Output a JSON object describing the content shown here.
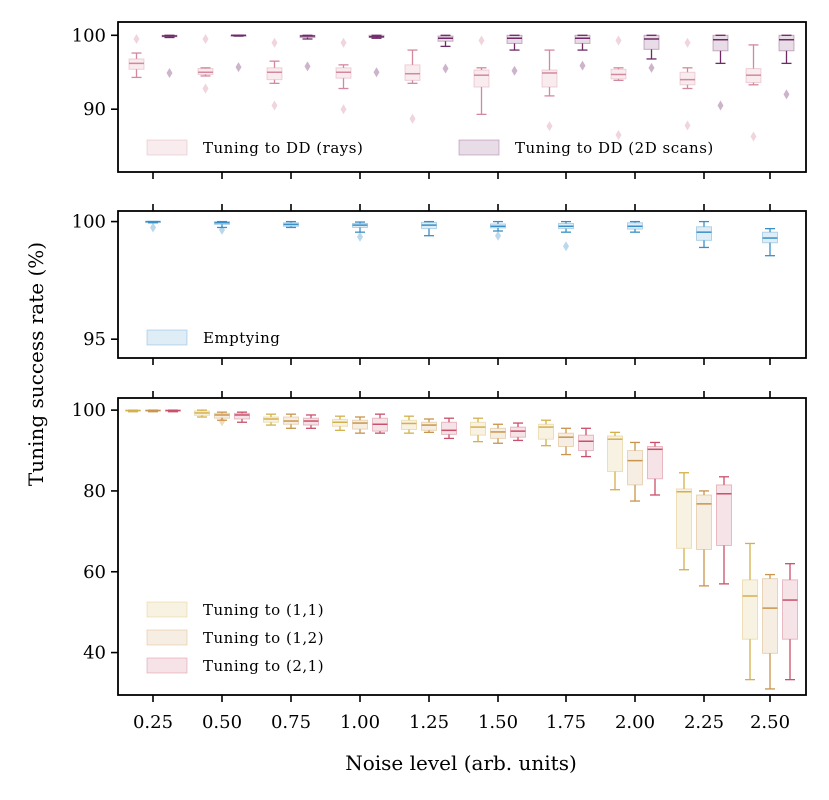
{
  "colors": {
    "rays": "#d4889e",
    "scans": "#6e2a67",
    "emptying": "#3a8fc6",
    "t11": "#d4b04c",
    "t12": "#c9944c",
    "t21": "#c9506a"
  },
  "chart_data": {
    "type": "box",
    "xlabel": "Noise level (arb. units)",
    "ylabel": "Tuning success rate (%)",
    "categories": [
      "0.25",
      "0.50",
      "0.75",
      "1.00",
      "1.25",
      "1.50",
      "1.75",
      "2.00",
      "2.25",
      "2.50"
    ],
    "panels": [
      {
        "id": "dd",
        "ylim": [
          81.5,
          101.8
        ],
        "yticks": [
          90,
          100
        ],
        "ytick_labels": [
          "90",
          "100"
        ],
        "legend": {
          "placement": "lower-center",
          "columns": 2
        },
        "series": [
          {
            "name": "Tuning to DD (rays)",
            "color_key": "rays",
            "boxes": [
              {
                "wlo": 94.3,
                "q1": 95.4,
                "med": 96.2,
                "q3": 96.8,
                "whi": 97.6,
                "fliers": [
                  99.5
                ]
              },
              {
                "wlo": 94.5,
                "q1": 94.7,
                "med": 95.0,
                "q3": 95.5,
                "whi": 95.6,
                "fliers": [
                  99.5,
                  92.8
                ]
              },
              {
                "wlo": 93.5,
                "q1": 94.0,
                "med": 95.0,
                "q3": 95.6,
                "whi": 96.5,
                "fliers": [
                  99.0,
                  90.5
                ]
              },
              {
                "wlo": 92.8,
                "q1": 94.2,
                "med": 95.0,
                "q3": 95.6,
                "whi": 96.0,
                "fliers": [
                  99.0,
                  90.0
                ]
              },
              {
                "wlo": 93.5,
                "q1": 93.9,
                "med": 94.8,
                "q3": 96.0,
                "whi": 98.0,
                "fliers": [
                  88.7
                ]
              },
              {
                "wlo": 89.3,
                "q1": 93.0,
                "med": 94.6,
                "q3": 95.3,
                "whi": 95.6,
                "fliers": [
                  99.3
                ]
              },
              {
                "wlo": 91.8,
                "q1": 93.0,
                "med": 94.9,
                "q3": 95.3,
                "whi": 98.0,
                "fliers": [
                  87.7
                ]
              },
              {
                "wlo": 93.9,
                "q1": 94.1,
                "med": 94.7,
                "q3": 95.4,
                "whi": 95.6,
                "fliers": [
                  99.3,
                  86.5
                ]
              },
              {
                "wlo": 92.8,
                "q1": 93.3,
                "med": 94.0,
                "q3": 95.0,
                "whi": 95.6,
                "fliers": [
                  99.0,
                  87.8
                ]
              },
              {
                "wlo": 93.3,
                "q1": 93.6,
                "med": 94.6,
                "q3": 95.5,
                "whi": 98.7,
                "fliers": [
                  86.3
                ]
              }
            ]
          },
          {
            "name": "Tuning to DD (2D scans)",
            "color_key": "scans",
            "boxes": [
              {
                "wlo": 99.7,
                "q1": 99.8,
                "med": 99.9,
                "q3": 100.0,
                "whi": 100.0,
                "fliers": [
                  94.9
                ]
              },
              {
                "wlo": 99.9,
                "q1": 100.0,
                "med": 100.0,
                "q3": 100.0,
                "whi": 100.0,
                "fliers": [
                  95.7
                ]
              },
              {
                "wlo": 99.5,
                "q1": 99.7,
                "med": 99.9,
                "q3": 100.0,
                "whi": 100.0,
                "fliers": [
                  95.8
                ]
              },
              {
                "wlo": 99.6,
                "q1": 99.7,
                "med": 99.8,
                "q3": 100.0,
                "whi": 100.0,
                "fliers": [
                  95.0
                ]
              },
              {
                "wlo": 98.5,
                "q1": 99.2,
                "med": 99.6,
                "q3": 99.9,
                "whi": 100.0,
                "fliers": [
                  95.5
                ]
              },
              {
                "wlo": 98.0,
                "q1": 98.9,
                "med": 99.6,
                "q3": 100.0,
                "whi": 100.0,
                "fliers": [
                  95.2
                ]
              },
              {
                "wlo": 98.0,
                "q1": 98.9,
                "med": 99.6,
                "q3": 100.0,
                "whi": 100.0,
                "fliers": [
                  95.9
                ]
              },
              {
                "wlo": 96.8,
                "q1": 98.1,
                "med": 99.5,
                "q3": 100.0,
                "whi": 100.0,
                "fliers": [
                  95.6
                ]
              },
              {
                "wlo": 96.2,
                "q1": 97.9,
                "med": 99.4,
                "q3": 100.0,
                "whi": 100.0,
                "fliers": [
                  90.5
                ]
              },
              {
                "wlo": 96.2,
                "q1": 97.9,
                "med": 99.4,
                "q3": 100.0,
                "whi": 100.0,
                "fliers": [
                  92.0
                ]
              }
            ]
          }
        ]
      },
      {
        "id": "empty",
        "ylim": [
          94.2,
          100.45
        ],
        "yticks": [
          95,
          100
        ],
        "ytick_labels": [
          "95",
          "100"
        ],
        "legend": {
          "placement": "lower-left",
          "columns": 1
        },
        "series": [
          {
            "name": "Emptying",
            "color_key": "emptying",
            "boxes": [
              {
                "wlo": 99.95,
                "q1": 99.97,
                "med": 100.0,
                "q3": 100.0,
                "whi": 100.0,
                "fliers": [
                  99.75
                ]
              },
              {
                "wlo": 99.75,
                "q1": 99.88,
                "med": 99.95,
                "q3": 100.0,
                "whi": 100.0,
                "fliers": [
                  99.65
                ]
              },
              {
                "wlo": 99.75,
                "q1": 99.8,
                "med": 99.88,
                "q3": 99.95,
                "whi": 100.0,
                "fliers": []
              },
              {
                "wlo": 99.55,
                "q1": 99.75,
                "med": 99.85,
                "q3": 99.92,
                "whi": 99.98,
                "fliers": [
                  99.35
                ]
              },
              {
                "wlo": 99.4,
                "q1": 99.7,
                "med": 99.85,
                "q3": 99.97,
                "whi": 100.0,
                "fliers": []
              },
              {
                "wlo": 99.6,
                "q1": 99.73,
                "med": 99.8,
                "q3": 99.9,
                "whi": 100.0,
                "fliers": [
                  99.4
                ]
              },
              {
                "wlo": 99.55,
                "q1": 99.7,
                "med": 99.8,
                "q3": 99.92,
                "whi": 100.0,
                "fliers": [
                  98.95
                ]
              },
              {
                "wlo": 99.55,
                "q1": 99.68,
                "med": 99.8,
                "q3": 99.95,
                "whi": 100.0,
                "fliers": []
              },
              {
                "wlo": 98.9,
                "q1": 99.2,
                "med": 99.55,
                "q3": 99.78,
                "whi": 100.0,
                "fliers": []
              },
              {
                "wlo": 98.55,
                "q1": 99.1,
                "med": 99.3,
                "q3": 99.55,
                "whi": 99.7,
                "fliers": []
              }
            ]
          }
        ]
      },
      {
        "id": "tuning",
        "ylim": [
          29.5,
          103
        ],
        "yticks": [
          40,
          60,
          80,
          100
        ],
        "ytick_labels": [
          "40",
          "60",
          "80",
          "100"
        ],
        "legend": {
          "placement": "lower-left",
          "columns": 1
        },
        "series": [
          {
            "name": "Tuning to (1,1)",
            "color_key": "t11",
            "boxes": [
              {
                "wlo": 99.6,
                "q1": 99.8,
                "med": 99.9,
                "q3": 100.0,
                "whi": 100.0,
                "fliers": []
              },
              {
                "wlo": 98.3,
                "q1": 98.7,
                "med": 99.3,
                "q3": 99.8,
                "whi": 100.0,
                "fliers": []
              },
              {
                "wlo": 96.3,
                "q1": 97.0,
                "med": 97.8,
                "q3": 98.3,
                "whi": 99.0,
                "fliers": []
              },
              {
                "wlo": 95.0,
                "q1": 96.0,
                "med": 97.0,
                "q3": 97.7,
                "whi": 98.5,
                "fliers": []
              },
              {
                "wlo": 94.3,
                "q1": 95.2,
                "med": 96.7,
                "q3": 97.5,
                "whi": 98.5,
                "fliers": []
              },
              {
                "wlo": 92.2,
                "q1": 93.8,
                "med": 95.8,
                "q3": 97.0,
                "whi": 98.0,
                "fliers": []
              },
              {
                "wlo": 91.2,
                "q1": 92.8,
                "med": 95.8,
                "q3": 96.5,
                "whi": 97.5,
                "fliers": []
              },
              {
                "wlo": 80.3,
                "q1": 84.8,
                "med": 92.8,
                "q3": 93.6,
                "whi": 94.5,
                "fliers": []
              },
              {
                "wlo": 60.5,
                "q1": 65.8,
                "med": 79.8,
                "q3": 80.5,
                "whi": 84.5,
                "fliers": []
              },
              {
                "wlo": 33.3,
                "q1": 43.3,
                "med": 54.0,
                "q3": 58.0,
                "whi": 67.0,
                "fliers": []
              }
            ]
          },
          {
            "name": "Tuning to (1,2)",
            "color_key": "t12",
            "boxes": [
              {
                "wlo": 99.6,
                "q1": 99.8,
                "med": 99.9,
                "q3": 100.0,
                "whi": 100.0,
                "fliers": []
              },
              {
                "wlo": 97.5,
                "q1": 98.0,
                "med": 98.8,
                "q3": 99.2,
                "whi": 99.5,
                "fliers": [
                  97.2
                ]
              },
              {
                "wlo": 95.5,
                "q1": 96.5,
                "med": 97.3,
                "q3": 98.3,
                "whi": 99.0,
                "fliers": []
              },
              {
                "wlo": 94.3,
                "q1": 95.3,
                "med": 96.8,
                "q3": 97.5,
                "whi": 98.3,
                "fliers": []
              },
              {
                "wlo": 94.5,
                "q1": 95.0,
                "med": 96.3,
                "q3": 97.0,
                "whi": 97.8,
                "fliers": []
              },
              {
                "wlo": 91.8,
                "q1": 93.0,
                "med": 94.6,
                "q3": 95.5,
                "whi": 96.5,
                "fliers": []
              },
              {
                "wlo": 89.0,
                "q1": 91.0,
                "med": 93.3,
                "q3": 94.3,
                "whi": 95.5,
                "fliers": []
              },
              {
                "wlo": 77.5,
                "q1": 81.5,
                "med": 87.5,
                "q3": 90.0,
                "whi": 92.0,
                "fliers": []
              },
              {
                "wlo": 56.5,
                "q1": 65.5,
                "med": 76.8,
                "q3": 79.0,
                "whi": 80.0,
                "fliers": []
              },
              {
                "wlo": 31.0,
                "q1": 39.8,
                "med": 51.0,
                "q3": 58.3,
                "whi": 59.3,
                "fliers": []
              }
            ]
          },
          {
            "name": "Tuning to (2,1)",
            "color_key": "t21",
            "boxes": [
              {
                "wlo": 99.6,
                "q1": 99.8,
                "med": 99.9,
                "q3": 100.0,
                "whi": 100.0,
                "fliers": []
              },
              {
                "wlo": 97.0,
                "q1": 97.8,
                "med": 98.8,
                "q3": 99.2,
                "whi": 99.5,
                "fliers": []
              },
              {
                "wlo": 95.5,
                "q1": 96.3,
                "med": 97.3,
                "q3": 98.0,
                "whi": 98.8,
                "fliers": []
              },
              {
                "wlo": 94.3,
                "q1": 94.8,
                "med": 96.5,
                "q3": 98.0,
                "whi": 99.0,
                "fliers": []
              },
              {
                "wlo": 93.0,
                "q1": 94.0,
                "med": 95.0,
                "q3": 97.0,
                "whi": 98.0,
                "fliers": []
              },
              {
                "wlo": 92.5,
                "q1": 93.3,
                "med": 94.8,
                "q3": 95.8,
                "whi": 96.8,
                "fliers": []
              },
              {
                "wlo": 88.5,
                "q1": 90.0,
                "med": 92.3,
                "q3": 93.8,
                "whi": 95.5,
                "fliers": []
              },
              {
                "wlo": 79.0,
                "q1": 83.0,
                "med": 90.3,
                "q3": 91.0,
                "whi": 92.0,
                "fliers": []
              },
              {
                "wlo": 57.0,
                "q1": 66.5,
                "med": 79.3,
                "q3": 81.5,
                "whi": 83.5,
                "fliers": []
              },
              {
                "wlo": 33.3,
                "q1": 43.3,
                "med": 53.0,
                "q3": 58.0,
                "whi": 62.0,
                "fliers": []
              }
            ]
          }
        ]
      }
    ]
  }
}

## Short exercise
Pull out all lines of the data with the string "rays".

## Response to this exercise
    "rays": "#d4889e",
            "name": "Tuning to DD (rays)",
            "color_key": "rays",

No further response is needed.